**STATED TASK:** Quote all of the data exactly as given. Skip every picture it contains.

Data listing:
-=-=-

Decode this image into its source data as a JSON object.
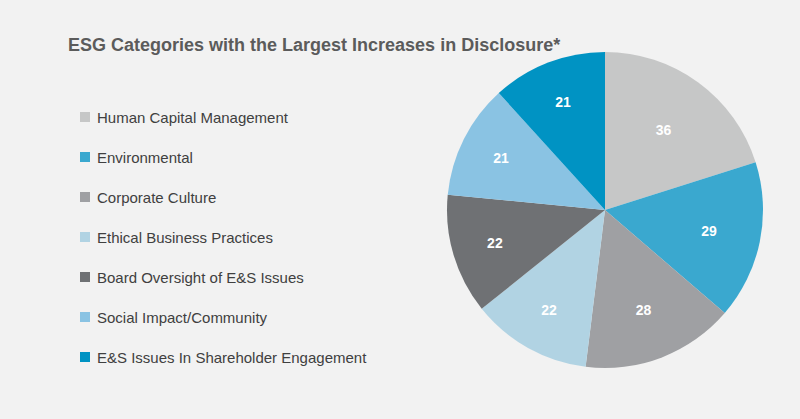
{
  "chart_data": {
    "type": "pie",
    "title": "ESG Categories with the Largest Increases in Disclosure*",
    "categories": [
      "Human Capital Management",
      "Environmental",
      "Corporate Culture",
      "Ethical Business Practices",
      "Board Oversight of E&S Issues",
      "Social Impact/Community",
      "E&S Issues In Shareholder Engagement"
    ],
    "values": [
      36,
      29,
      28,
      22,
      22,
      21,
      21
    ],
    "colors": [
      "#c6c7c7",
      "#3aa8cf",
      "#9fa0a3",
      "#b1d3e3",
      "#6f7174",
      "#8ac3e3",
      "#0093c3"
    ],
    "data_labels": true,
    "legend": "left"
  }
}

-=-=-

**RESPONSE:**
Decode this image into its source data as a JSON object.
{
  "chart_data": {
    "type": "pie",
    "title": "ESG Categories with the Largest Increases in Disclosure*",
    "categories": [
      "Human Capital Management",
      "Environmental",
      "Corporate Culture",
      "Ethical Business Practices",
      "Board Oversight of E&S Issues",
      "Social Impact/Community",
      "E&S Issues In Shareholder Engagement"
    ],
    "values": [
      36,
      29,
      28,
      22,
      22,
      21,
      21
    ],
    "colors": [
      "#c6c7c7",
      "#3aa8cf",
      "#9fa0a3",
      "#b1d3e3",
      "#6f7174",
      "#8ac3e3",
      "#0093c3"
    ],
    "data_labels": true,
    "legend": "left"
  }
}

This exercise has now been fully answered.